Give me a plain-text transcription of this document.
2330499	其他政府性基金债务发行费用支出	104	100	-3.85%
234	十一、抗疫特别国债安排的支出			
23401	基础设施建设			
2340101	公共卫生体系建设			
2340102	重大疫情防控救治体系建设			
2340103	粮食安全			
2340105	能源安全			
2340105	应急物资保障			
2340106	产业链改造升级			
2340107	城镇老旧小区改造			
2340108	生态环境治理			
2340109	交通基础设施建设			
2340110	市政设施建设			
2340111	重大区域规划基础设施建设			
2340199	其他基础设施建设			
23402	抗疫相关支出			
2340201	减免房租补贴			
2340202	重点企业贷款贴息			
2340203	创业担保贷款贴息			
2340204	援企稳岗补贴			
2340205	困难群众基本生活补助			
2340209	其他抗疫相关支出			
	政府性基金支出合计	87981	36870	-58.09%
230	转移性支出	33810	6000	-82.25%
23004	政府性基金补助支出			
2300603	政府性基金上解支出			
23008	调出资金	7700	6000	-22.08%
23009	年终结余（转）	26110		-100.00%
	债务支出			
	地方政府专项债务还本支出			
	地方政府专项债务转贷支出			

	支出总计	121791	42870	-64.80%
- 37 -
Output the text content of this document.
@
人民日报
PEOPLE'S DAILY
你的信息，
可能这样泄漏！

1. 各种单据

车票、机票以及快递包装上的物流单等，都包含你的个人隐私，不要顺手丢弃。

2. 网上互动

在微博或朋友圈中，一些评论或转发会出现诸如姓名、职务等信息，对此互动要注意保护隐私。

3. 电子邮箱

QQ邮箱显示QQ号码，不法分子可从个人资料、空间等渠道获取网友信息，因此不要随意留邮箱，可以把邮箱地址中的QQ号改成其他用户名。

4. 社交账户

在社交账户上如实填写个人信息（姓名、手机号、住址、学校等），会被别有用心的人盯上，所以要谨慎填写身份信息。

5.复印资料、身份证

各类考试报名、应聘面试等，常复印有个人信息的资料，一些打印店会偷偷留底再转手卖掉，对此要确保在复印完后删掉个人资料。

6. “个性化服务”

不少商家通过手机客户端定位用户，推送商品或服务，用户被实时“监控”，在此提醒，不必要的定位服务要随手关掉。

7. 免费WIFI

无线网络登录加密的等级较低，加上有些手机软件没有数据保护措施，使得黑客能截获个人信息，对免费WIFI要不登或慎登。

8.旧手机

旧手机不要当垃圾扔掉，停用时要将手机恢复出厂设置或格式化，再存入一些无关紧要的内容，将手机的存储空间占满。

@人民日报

§

◆ **Task objective**
In the entries above, find every line holding the word "document" and copy it out.

◆ **Task output**
Give me a plain-text transcription of this document.
Output the text content of this document.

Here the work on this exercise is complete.